Recorded data
##########
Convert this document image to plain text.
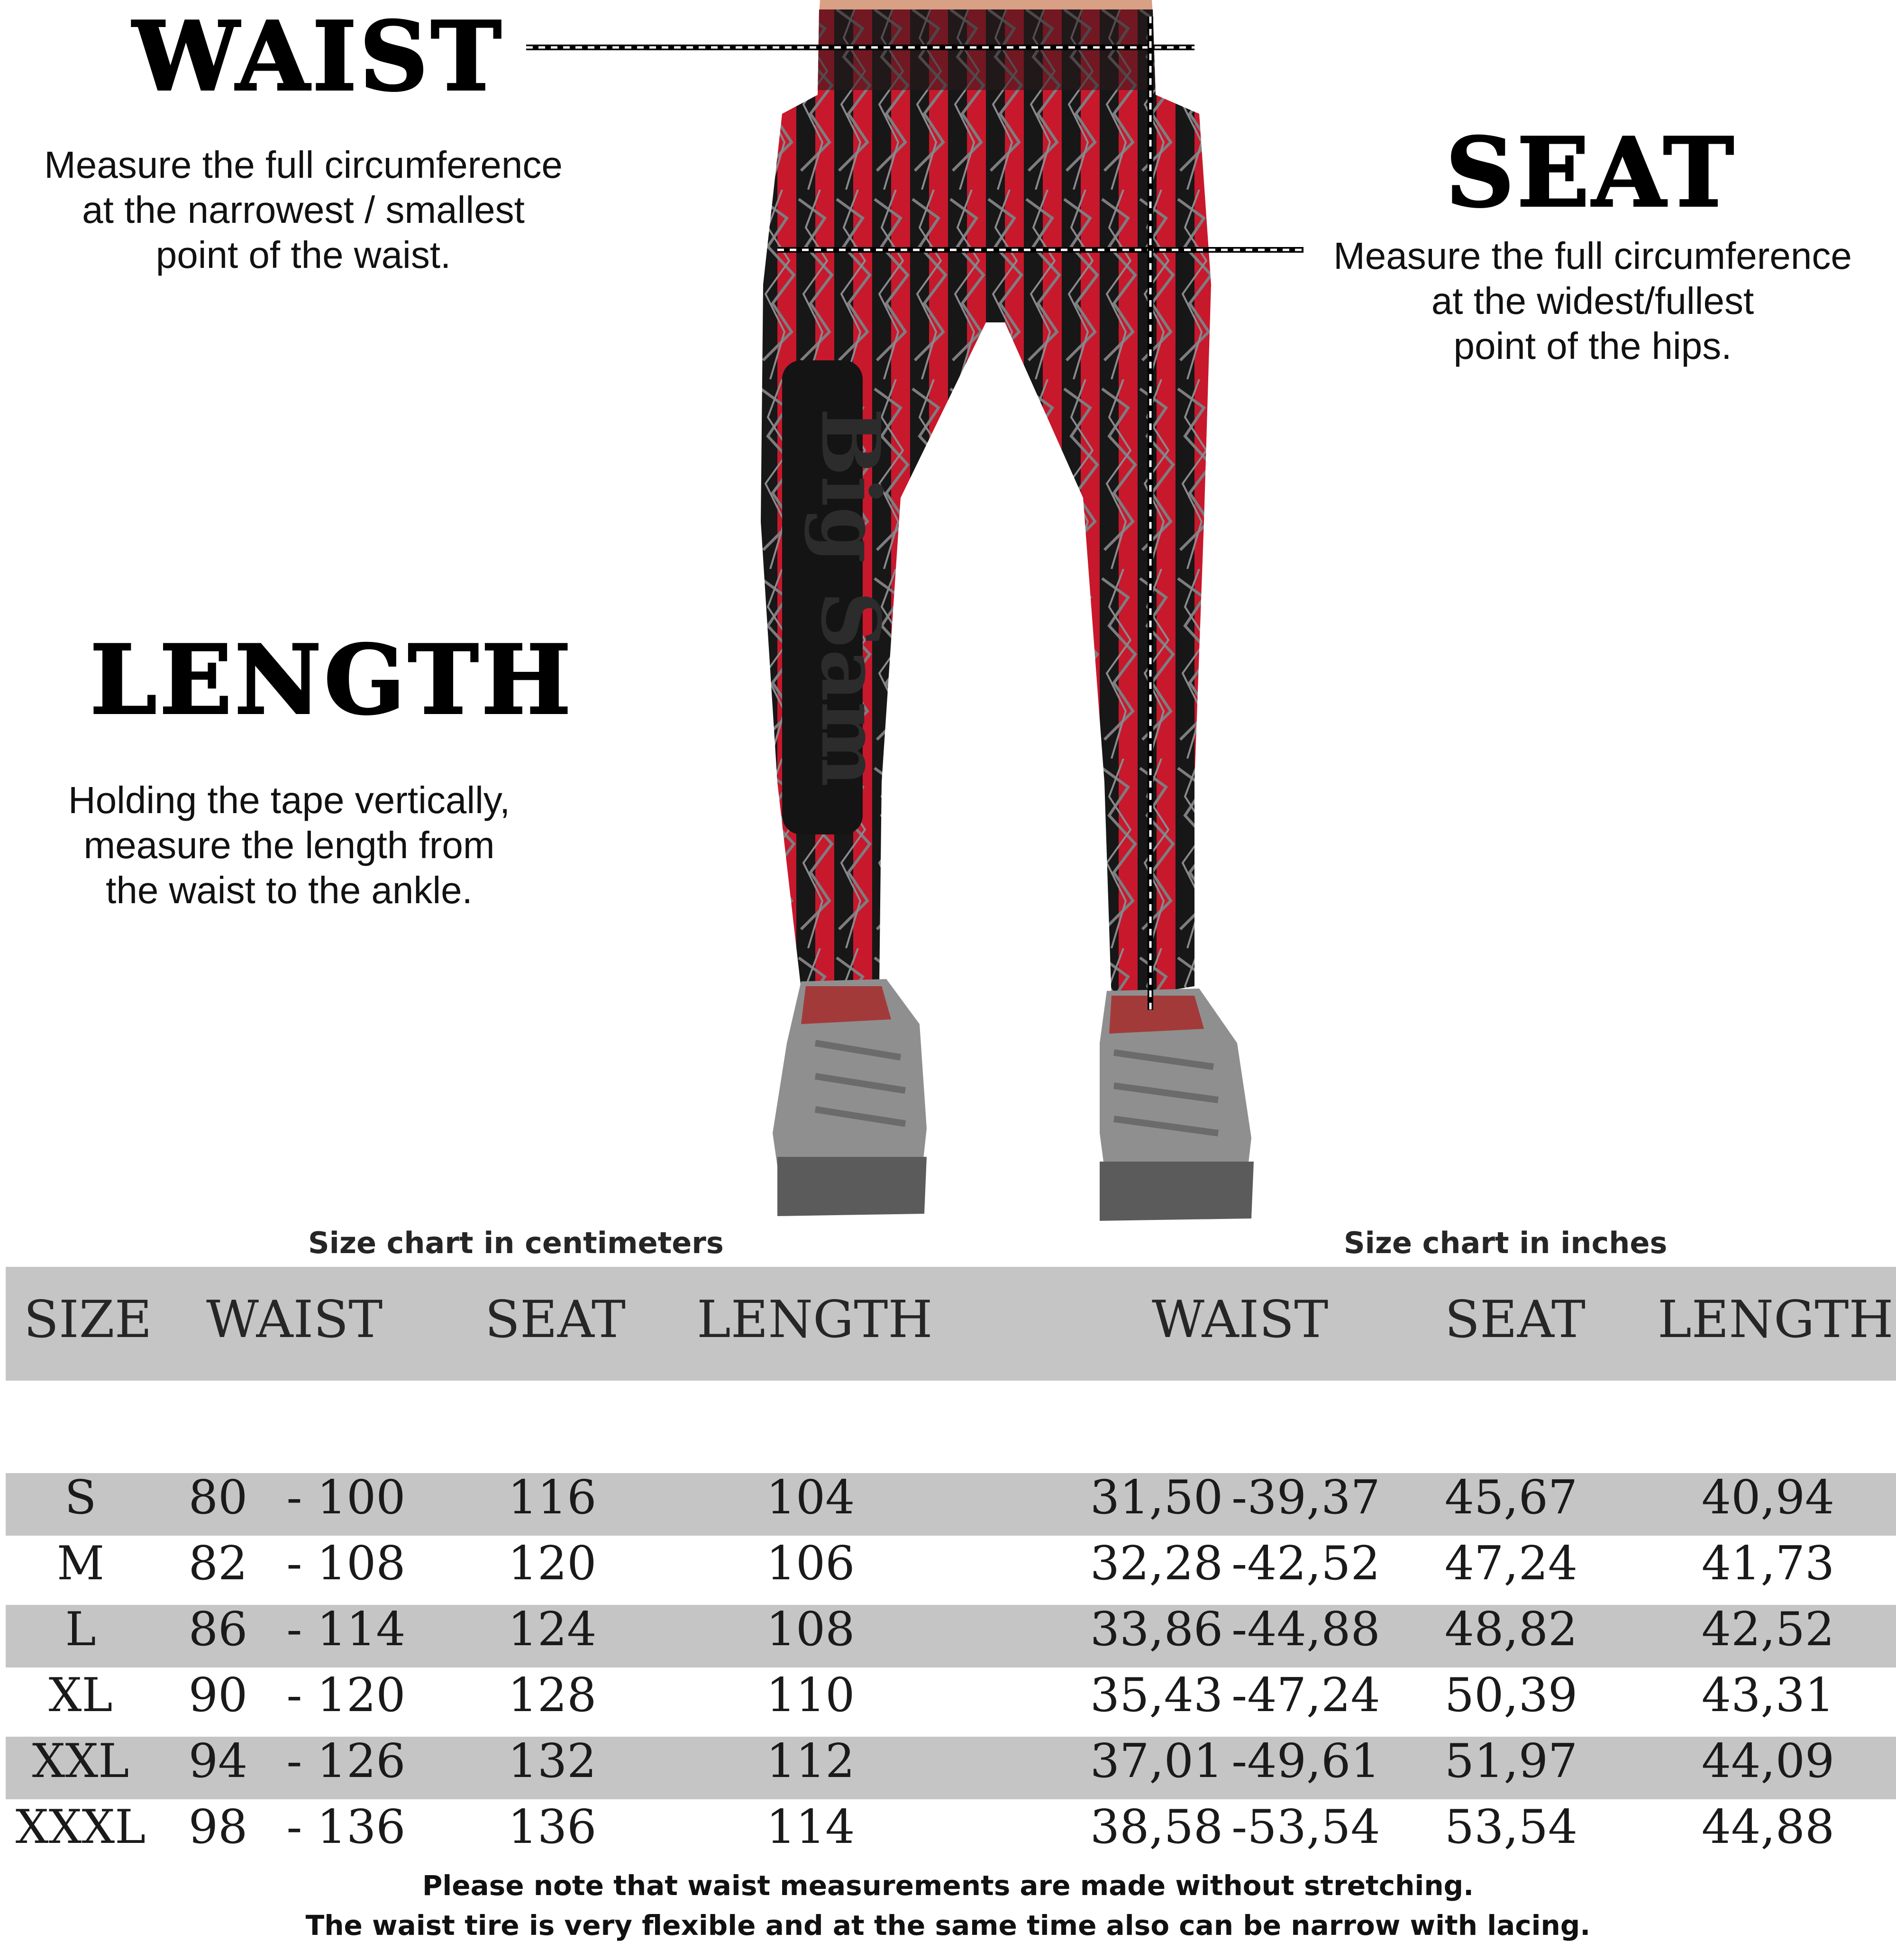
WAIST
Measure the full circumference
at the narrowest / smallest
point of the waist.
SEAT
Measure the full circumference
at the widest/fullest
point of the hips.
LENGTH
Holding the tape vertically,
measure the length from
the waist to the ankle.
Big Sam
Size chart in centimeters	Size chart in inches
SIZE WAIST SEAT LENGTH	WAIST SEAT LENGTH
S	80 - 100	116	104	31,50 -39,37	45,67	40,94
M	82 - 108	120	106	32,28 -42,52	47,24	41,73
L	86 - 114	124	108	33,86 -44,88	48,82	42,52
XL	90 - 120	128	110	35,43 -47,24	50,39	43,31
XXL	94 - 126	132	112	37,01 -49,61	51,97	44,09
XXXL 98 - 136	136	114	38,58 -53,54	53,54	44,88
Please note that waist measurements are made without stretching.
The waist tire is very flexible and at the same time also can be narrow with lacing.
##########
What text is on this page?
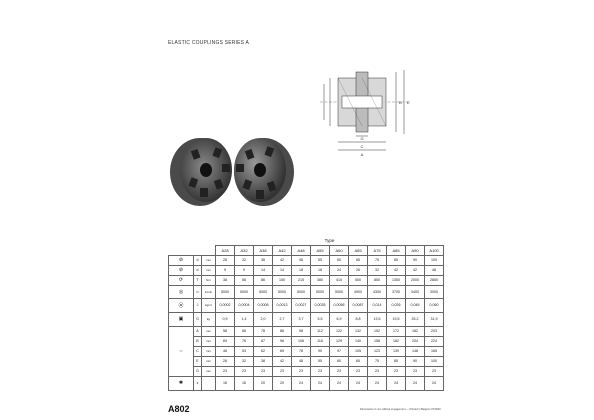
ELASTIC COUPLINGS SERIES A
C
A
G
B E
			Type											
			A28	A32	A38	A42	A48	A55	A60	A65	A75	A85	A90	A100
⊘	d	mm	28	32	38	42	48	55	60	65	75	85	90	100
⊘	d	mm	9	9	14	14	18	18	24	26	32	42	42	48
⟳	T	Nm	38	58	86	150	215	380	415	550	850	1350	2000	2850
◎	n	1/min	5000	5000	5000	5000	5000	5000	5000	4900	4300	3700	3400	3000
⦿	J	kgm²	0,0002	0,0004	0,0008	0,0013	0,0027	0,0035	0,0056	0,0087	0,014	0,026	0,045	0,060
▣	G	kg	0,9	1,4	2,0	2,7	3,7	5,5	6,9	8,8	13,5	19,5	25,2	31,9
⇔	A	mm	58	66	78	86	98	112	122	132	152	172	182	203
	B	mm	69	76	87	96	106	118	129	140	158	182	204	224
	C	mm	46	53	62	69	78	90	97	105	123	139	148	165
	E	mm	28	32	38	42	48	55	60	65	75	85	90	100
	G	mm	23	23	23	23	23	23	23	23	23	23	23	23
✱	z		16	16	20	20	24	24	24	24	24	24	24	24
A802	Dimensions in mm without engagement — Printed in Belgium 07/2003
##########
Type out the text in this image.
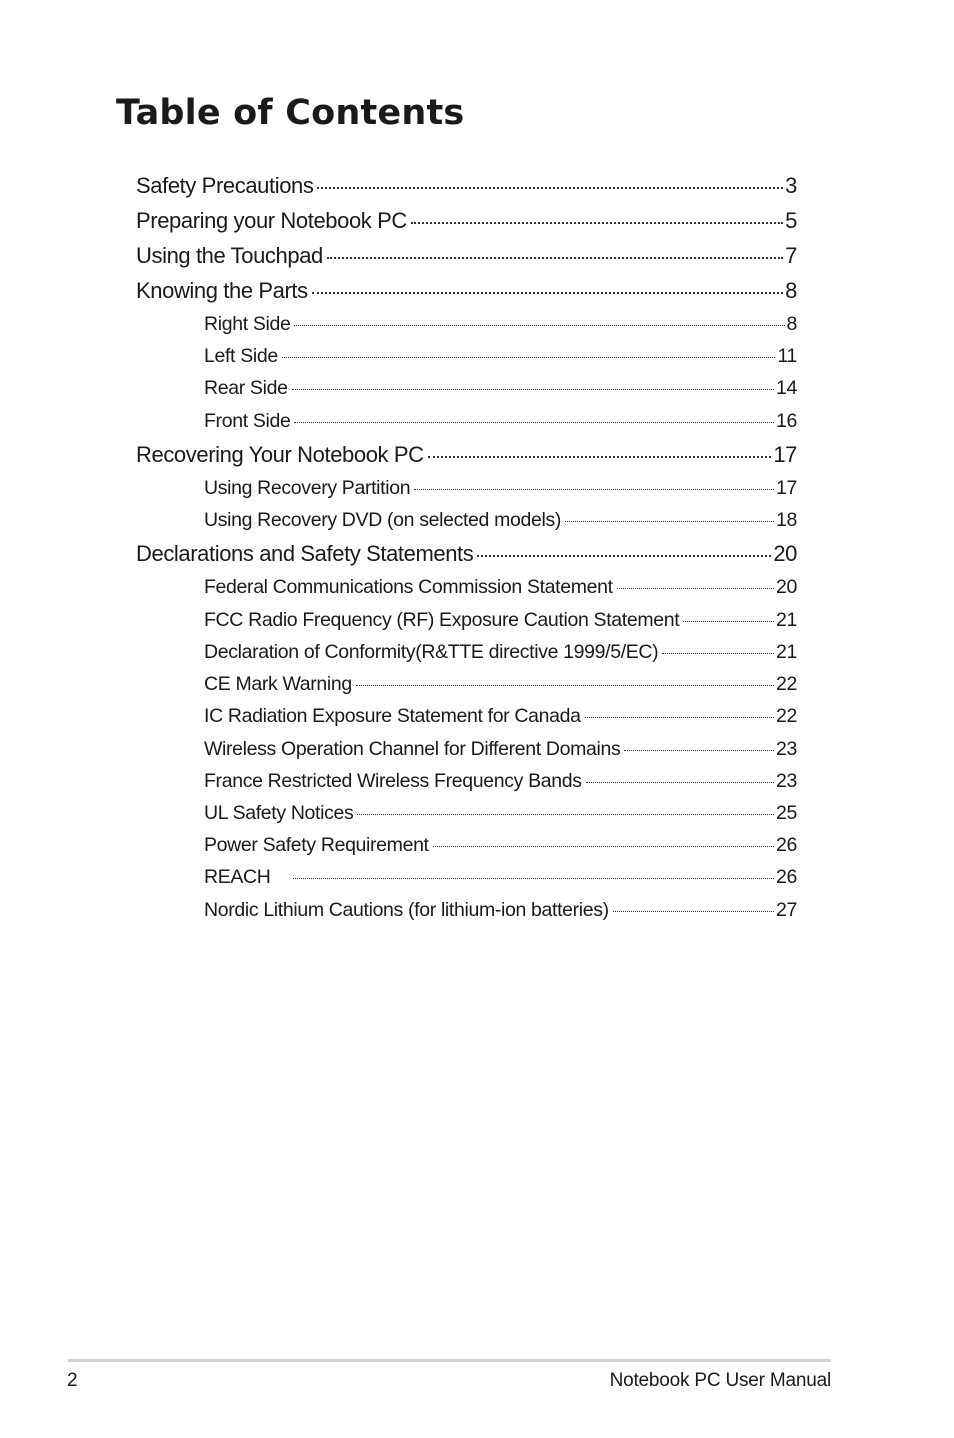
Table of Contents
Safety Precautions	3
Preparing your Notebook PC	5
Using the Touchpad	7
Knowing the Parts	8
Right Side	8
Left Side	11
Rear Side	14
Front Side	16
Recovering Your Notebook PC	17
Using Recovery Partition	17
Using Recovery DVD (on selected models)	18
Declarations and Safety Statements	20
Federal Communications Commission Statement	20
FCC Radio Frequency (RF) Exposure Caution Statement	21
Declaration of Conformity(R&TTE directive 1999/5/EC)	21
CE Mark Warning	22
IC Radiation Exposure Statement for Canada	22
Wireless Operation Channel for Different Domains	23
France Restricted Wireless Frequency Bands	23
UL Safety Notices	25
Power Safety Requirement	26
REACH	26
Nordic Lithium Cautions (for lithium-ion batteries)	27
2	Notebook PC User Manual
##########
§ Instructions to follow: Look through the records and gather each line with the word "Exposure".

§ Correct output:
FCC Radio Frequency (RF) Exposure Caution Statement	21
IC Radiation Exposure Statement for Canada	22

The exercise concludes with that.